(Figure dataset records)

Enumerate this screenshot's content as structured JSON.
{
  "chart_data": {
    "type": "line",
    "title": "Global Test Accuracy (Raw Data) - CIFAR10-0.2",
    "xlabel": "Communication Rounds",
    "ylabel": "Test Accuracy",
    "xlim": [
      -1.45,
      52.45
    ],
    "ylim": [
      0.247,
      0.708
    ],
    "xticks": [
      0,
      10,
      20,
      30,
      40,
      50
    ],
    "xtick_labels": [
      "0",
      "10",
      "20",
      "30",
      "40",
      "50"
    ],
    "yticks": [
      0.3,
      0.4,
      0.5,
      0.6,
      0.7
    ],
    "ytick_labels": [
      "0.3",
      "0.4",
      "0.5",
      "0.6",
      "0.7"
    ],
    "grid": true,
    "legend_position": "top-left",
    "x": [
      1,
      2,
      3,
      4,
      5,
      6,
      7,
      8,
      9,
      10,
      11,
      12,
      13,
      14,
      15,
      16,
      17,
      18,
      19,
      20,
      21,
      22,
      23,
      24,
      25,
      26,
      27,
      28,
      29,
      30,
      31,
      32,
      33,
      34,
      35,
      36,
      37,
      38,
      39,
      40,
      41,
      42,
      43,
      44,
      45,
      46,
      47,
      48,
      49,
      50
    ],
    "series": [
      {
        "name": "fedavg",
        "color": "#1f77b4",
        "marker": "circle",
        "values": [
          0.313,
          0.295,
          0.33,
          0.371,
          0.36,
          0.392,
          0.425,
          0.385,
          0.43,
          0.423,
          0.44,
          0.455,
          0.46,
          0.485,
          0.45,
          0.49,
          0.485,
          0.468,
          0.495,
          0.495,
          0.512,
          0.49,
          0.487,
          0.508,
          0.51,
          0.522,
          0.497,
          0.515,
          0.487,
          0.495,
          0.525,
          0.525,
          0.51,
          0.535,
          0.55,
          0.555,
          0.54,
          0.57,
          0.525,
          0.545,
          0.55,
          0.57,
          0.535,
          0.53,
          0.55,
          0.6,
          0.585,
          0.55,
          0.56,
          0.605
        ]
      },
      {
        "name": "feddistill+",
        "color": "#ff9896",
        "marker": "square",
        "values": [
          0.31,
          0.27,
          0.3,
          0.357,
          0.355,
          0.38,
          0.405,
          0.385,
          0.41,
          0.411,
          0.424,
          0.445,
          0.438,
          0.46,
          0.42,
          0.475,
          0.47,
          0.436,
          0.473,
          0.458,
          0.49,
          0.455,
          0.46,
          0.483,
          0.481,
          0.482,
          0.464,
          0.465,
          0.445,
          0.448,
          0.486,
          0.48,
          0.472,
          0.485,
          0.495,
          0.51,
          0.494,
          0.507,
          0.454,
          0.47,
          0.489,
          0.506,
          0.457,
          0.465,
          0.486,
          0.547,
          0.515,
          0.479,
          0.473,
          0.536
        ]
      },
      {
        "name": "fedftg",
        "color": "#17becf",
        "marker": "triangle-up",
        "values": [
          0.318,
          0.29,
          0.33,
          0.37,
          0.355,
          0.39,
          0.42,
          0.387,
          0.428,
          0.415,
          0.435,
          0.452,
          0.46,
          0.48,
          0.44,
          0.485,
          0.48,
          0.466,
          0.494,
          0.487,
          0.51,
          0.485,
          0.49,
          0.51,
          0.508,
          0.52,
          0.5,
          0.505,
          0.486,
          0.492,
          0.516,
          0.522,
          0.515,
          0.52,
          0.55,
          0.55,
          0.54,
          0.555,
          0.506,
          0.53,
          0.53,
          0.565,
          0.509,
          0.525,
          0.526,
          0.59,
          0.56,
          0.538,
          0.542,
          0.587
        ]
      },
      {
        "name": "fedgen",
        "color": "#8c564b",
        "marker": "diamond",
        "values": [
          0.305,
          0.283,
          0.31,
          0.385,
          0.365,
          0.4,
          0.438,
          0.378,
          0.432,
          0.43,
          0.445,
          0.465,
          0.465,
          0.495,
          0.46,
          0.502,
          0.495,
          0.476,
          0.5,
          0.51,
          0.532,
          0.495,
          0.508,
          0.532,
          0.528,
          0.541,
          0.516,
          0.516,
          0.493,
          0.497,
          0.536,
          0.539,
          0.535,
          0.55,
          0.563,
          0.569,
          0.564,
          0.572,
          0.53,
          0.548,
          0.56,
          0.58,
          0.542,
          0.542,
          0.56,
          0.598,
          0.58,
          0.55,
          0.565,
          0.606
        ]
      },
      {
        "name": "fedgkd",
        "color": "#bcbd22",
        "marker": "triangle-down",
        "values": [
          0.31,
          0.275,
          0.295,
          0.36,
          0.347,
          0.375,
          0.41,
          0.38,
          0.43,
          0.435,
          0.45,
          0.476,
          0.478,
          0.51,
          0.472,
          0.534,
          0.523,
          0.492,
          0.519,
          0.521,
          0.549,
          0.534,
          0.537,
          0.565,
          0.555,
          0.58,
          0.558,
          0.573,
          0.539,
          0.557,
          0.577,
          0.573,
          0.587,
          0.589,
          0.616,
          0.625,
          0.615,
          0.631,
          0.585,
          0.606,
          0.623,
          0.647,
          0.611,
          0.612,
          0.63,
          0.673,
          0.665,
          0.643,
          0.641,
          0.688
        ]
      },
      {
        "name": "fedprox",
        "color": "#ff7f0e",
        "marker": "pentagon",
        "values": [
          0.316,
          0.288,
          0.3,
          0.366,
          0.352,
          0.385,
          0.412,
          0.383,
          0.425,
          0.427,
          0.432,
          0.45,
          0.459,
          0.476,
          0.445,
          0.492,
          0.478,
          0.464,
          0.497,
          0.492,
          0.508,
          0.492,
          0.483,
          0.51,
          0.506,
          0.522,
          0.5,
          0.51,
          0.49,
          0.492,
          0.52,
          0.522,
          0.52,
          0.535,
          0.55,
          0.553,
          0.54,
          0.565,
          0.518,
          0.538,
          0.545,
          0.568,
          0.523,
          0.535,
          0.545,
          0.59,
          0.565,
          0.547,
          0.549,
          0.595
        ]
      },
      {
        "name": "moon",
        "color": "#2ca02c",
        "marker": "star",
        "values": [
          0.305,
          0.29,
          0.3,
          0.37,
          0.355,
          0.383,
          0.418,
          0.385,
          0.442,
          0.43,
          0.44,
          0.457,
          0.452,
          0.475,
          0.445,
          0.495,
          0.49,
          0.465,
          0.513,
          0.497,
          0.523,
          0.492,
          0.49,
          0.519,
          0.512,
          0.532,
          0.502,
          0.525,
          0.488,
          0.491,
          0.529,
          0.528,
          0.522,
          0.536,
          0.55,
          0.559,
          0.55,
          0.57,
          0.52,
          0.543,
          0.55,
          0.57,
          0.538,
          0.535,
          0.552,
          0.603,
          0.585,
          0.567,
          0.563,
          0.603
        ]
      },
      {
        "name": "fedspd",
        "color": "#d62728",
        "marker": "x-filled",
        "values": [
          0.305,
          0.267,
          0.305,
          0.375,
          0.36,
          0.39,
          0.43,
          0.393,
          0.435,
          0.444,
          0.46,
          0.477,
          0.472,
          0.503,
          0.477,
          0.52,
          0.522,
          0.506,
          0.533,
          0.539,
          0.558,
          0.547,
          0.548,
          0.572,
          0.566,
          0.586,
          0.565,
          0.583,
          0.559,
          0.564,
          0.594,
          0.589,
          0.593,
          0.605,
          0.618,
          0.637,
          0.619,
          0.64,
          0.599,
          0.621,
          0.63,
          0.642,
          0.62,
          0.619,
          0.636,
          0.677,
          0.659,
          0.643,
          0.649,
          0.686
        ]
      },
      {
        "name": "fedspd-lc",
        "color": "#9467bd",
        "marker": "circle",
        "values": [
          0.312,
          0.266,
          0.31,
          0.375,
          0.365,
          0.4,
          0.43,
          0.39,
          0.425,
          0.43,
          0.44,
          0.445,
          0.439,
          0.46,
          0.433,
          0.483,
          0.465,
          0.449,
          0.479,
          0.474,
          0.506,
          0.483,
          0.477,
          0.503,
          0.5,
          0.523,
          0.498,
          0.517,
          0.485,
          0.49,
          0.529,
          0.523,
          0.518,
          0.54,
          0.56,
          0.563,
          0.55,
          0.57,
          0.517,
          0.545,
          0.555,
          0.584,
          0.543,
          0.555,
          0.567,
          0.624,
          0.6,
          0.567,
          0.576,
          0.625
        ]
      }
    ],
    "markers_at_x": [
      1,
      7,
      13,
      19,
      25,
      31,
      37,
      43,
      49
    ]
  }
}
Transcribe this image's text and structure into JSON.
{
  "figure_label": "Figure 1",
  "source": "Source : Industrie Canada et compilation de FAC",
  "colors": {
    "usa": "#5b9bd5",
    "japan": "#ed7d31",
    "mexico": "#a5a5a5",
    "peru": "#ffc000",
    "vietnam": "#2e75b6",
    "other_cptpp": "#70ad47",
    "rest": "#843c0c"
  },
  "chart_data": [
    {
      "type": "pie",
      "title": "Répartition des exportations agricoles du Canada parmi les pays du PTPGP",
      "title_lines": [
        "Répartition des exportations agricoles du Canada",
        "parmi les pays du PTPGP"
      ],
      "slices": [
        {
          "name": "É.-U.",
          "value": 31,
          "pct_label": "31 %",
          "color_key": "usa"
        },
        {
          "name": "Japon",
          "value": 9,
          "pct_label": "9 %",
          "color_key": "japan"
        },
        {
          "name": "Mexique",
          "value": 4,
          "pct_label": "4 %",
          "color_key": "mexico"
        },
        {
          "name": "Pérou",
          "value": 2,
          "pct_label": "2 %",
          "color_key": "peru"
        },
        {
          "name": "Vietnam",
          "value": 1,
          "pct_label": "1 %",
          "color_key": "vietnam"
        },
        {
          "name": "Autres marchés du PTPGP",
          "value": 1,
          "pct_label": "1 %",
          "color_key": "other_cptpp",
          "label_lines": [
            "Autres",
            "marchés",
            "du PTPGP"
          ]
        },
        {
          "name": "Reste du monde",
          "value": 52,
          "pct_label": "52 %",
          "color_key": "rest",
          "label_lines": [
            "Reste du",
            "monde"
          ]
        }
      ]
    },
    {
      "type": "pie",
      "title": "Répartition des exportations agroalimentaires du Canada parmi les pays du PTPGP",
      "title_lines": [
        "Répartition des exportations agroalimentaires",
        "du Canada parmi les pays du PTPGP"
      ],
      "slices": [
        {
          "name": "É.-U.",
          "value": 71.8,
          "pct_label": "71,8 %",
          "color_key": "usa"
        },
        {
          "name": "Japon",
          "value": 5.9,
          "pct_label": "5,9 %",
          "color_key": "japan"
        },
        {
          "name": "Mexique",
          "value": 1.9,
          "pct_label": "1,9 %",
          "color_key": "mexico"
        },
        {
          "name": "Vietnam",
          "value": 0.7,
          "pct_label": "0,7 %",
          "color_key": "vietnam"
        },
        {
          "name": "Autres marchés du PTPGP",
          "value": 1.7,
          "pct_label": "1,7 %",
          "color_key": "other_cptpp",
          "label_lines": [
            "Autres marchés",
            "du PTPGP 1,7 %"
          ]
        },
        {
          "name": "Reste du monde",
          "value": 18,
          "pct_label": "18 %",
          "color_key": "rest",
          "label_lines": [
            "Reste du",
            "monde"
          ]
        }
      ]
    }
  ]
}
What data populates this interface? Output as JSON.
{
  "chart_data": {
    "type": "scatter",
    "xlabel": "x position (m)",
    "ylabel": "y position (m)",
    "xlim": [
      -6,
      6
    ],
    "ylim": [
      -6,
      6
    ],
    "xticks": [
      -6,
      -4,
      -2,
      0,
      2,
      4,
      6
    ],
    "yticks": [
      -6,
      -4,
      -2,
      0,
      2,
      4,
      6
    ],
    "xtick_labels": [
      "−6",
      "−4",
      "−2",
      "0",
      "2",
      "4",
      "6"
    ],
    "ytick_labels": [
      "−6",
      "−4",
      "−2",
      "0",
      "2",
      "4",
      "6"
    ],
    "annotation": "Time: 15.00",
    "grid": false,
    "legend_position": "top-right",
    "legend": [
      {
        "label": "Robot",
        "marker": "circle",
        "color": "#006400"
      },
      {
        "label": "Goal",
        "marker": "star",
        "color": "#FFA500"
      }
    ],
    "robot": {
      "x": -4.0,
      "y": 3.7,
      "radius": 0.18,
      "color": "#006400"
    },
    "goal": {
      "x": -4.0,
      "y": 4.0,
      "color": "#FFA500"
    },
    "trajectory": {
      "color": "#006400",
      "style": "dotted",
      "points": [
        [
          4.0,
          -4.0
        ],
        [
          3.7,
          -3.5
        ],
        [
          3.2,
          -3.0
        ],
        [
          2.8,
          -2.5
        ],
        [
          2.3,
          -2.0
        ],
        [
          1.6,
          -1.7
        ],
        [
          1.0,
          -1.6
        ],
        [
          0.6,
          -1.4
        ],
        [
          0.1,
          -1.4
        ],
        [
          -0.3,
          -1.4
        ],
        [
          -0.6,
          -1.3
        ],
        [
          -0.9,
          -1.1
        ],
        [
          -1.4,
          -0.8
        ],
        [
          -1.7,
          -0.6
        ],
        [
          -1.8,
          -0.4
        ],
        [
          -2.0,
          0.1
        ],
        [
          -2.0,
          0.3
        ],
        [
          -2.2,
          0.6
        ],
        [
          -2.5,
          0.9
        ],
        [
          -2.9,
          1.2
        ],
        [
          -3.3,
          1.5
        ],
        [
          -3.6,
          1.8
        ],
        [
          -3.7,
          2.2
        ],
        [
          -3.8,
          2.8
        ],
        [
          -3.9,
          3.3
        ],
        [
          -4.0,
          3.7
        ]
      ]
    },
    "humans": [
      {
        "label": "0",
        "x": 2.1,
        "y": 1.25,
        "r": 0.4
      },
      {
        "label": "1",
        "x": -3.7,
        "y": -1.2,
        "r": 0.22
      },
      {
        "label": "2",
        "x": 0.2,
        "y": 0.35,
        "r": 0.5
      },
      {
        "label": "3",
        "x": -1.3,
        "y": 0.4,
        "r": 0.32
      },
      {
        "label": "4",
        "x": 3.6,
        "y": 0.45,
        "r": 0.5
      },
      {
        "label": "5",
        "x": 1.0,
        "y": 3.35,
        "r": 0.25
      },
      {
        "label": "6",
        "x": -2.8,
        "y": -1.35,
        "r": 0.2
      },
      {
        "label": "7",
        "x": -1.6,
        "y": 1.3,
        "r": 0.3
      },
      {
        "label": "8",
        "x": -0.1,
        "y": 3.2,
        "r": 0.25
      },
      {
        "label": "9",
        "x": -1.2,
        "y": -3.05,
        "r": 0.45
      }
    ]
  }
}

What this task involves: Scan the listing above. Gather each line that contains the word "Autres".

Written answer:
          "name": "Autres marchés du PTPGP",
            "Autres",
          "name": "Autres marchés du PTPGP",
            "Autres marchés",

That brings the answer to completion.